Task to complete: Copy every record exactly, and keep the pictures out.

++++++++

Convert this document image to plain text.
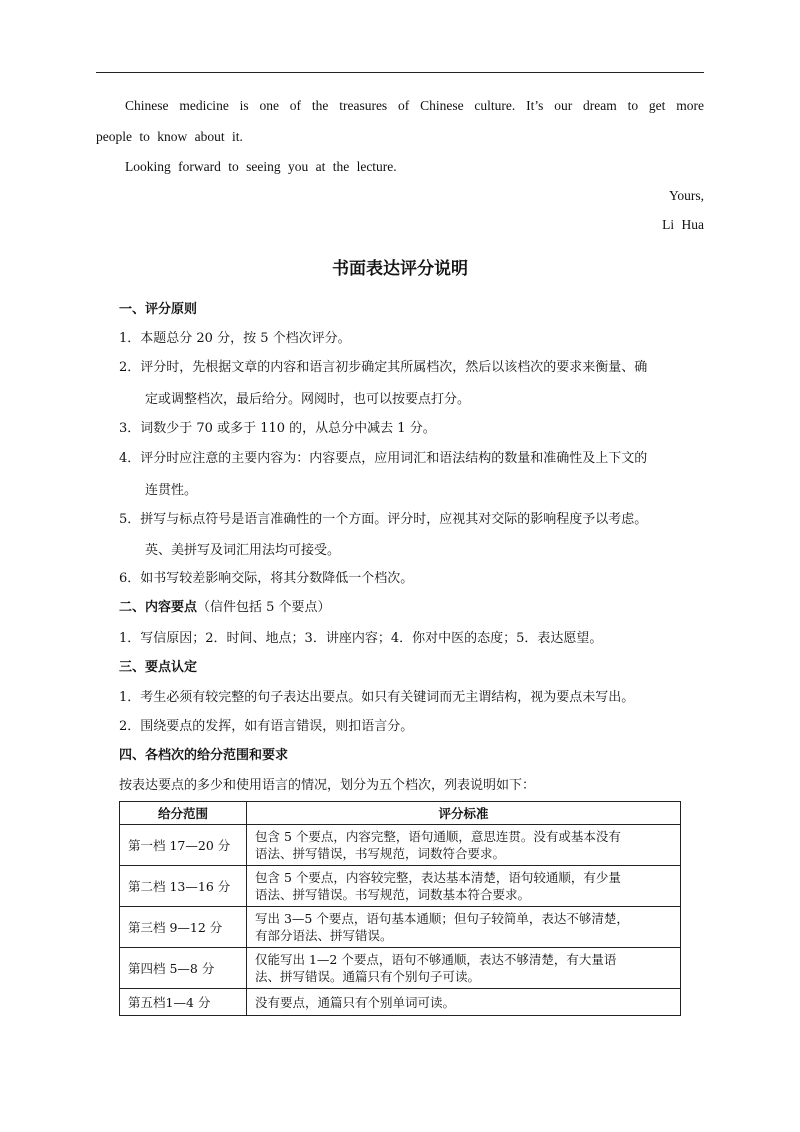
Chinese medicine is one of the treasures of Chinese culture. It’s our dream to get more
people to know about it.
Looking forward to seeing you at the lecture.
Yours,
Li Hua
书面表达评分说明
一、评分原则
1．本题总分 20 分，按 5 个档次评分。
2．评分时，先根据文章的内容和语言初步确定其所属档次，然后以该档次的要求来衡量、确
定或调整档次，最后给分。网阅时，也可以按要点打分。
3．词数少于 70 或多于 110 的，从总分中减去 1 分。
4．评分时应注意的主要内容为：内容要点，应用词汇和语法结构的数量和准确性及上下文的
连贯性。
5．拼写与标点符号是语言准确性的一个方面。评分时，应视其对交际的影响程度予以考虑。
英、美拼写及词汇用法均可接受。
6．如书写较差影响交际，将其分数降低一个档次。
二、内容要点（信件包括 5 个要点）
1．写信原因；2．时间、地点；3．讲座内容；4．你对中医的态度；5．表达愿望。
三、要点认定
1．考生必须有较完整的句子表达出要点。如只有关键词而无主谓结构，视为要点未写出。
2．围绕要点的发挥，如有语言错误，则扣语言分。
四、各档次的给分范围和要求
按表达要点的多少和使用语言的情况，划分为五个档次，列表说明如下：
给分范围	评分标准
第一档 17—20 分	包含 5 个要点，内容完整，语句通顺，意思连贯。没有或基本没有
语法、拼写错误，书写规范，词数符合要求。

第二档 13—16 分	包含 5 个要点，内容较完整，表达基本清楚，语句较通顺，有少量
语法、拼写错误。书写规范，词数基本符合要求。

第三档 9—12 分	写出 3—5 个要点，语句基本通顺；但句子较简单，表达不够清楚，
有部分语法、拼写错误。

第四档 5—8 分	仅能写出 1—2 个要点，语句不够通顺，表达不够清楚，有大量语
法、拼写错误。通篇只有个别句子可读。

第五档1—4 分	没有要点，通篇只有个别单词可读。
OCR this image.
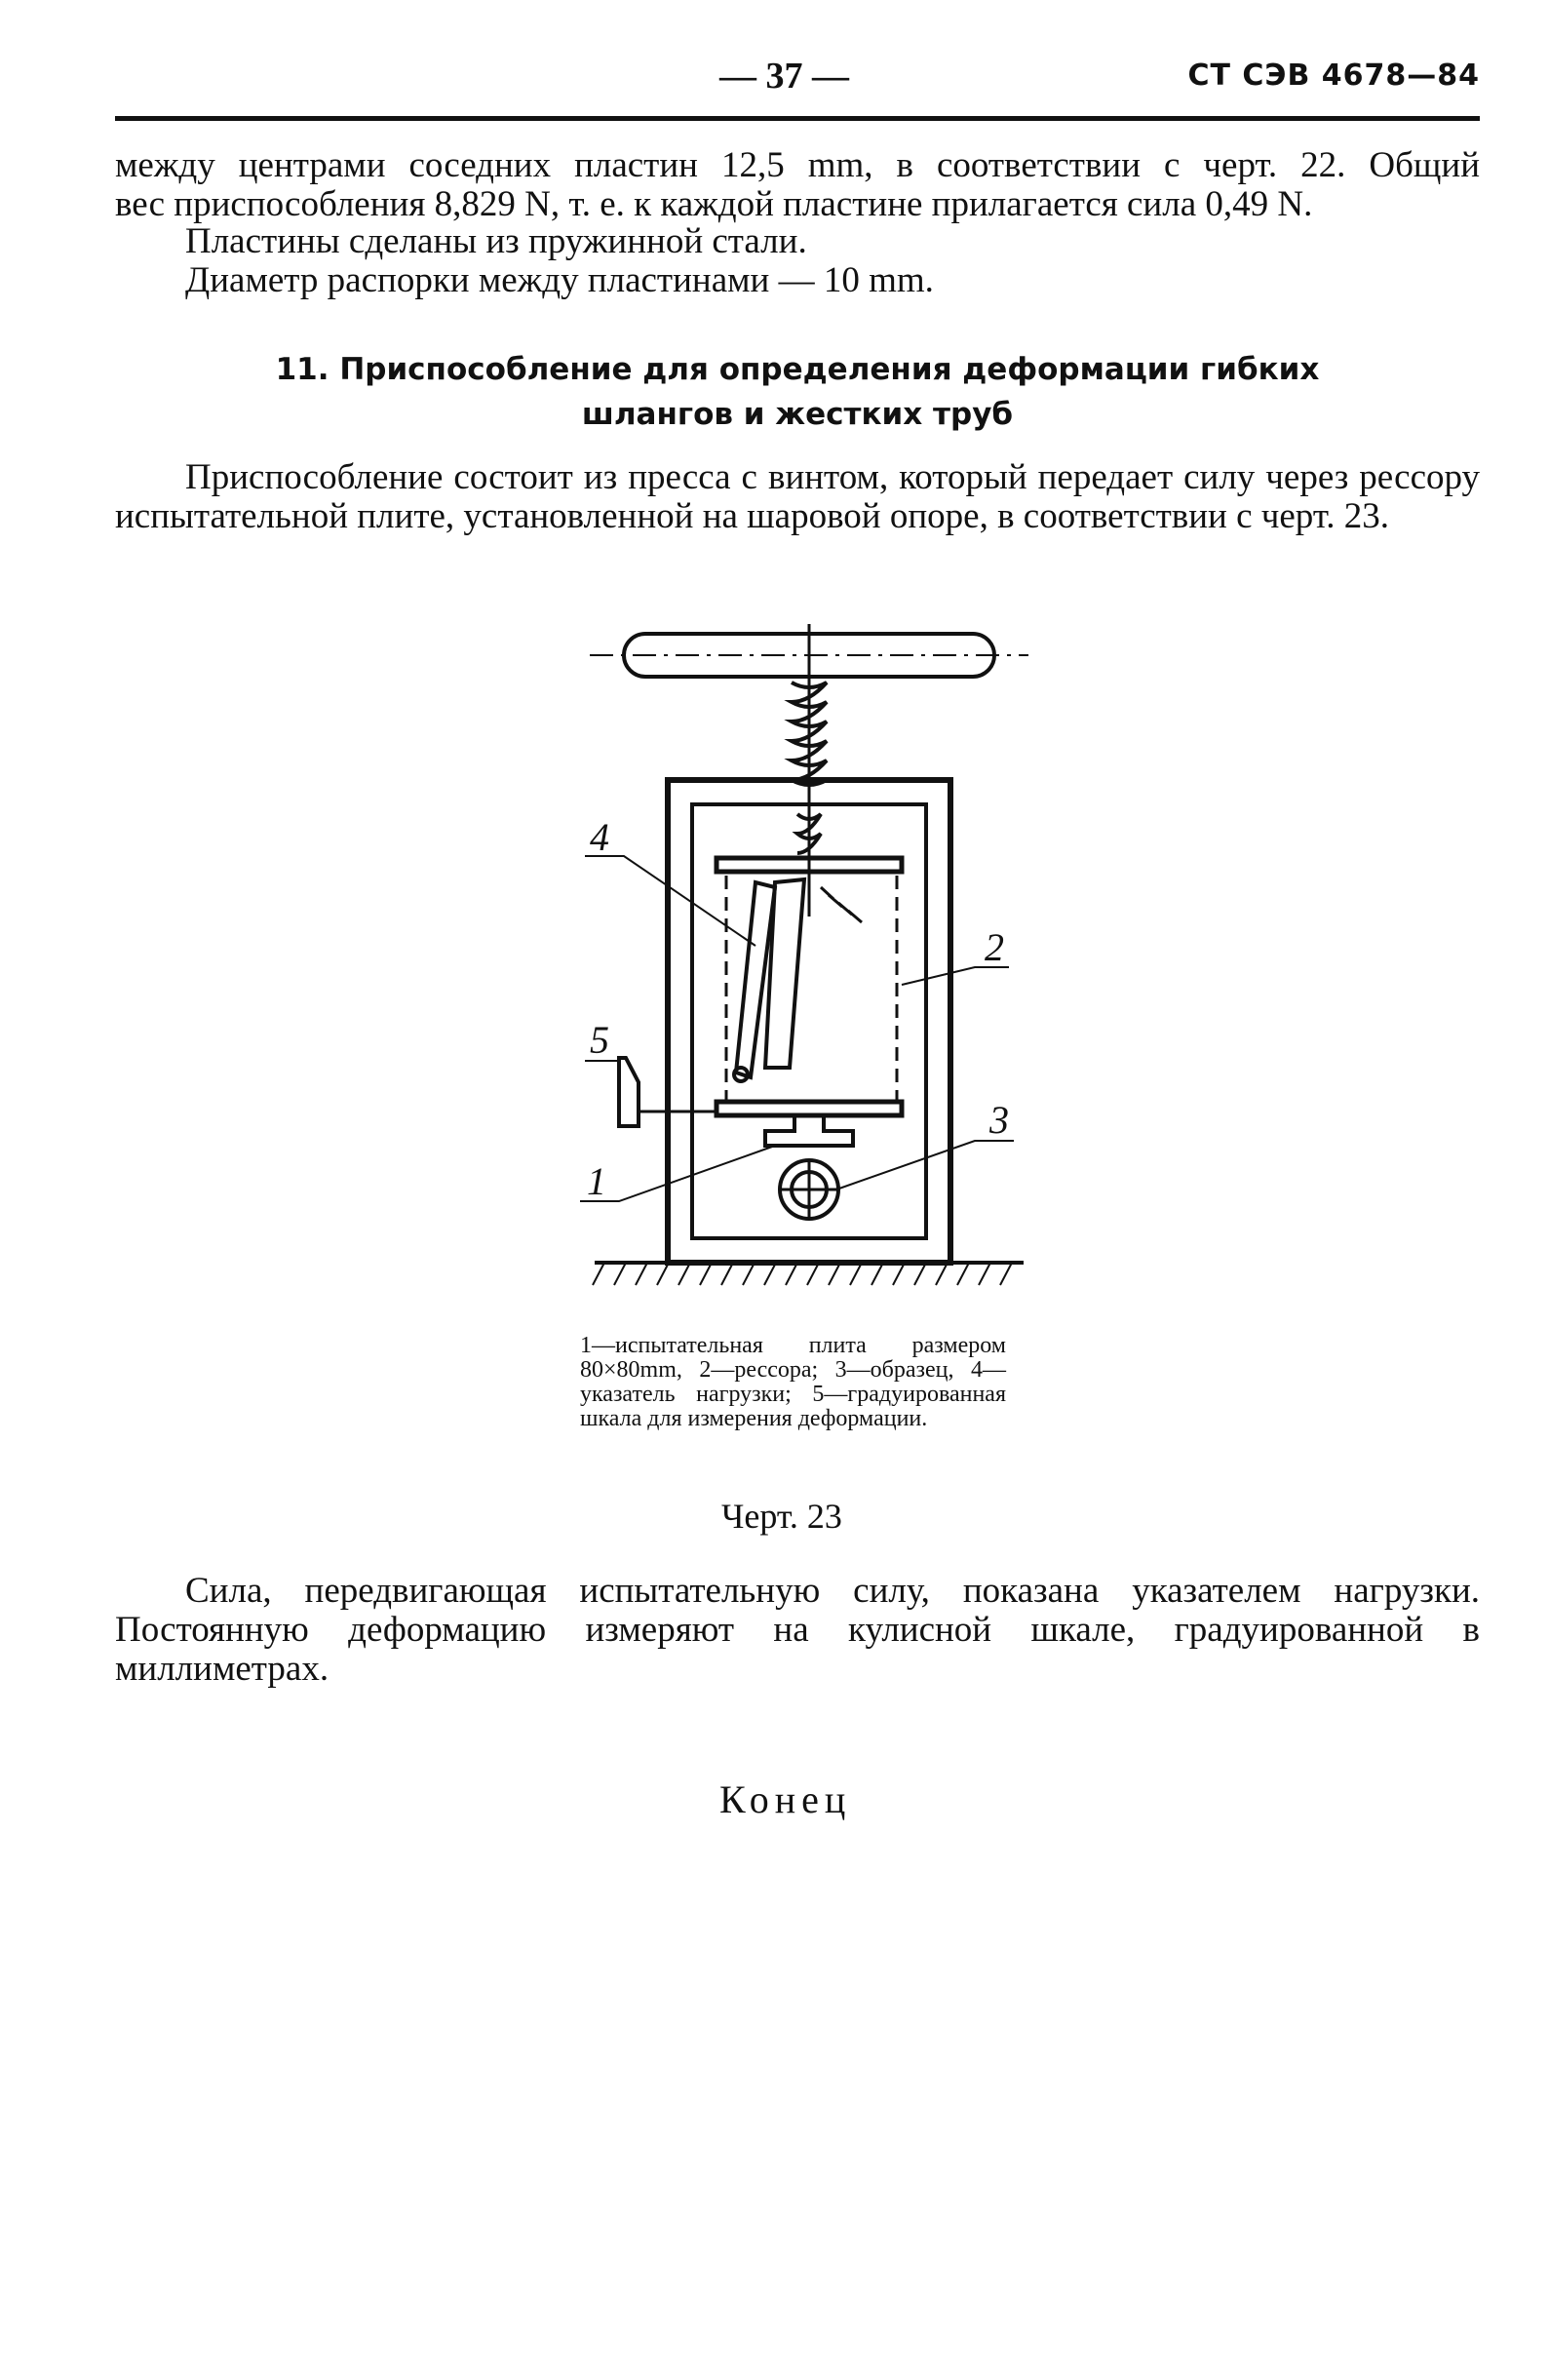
— 37 —	СТ СЭВ 4678—84
между центрами соседних пластин 12,5 mm, в соответствии с черт. 22. Общий
вес приспособления 8,829 N, т. е. к каждой пластине прилагается сила 0,49 N.
Пластины сделаны из пружинной стали.
Диаметр распорки между пластинами — 10 mm.
11. Приспособление для определения деформации гибких
шлангов и жестких труб
Приспособление состоит из пресса с винтом, который передает силу через рессору испытательной плите, установленной на шаровой опоре, в соответствии с черт. 23.
4
2
5
3
1
1—испытательная плита размером 80×80mm, 2—рессора; 3—образец, 4—указатель нагрузки; 5—градуированная шкала для измерения деформации.
Черт. 23
Сила, передвигающая испытательную силу, показана указателем нагрузки. Постоянную деформацию измеряют на кулисной шкале, градуированной в миллиметрах.
Конец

++++++++

Task answer:
Convert this document image to plain text.
Chinese medicine is one of the treasures of Chinese culture. It’s our dream to get more
people to know about it.
Looking forward to seeing you at the lecture.
Yours,
Li Hua
书面表达评分说明
一、评分原则
1．本题总分 20 分，按 5 个档次评分。
2．评分时，先根据文章的内容和语言初步确定其所属档次，然后以该档次的要求来衡量、确
定或调整档次，最后给分。网阅时，也可以按要点打分。
3．词数少于 70 或多于 110 的，从总分中减去 1 分。
4．评分时应注意的主要内容为：内容要点，应用词汇和语法结构的数量和准确性及上下文的
连贯性。
5．拼写与标点符号是语言准确性的一个方面。评分时，应视其对交际的影响程度予以考虑。
英、美拼写及词汇用法均可接受。
6．如书写较差影响交际，将其分数降低一个档次。
二、内容要点（信件包括 5 个要点）
1．写信原因；2．时间、地点；3．讲座内容；4．你对中医的态度；5．表达愿望。
三、要点认定
1．考生必须有较完整的句子表达出要点。如只有关键词而无主谓结构，视为要点未写出。
2．围绕要点的发挥，如有语言错误，则扣语言分。
四、各档次的给分范围和要求
按表达要点的多少和使用语言的情况，划分为五个档次，列表说明如下：
给分范围	评分标准
第一档 17—20 分	包含 5 个要点，内容完整，语句通顺，意思连贯。没有或基本没有
语法、拼写错误，书写规范，词数符合要求。

第二档 13—16 分	包含 5 个要点，内容较完整，表达基本清楚，语句较通顺，有少量
语法、拼写错误。书写规范，词数基本符合要求。

第三档 9—12 分	写出 3—5 个要点，语句基本通顺；但句子较简单，表达不够清楚，
有部分语法、拼写错误。

第四档 5—8 分	仅能写出 1—2 个要点，语句不够通顺，表达不够清楚，有大量语
法、拼写错误。通篇只有个别句子可读。

第五档1—4 分	没有要点，通篇只有个别单词可读。
OCR this image.
— 37 —	СТ СЭВ 4678—84
между центрами соседних пластин 12,5 mm, в соответствии с черт. 22. Общий
вес приспособления 8,829 N, т. е. к каждой пластине прилагается сила 0,49 N.
Пластины сделаны из пружинной стали.
Диаметр распорки между пластинами — 10 mm.
11. Приспособление для определения деформации гибких
шлангов и жестких труб
Приспособление состоит из пресса с винтом, который передает силу через рессору испытательной плите, установленной на шаровой опоре, в соответствии с черт. 23.
4
2
5
3
1
1—испытательная плита размером 80×80mm, 2—рессора; 3—образец, 4—указатель нагрузки; 5—градуированная шкала для измерения деформации.
Черт. 23
Сила, передвигающая испытательную силу, показана указателем нагрузки. Постоянную деформацию измеряют на кулисной шкале, градуированной в миллиметрах.
Конец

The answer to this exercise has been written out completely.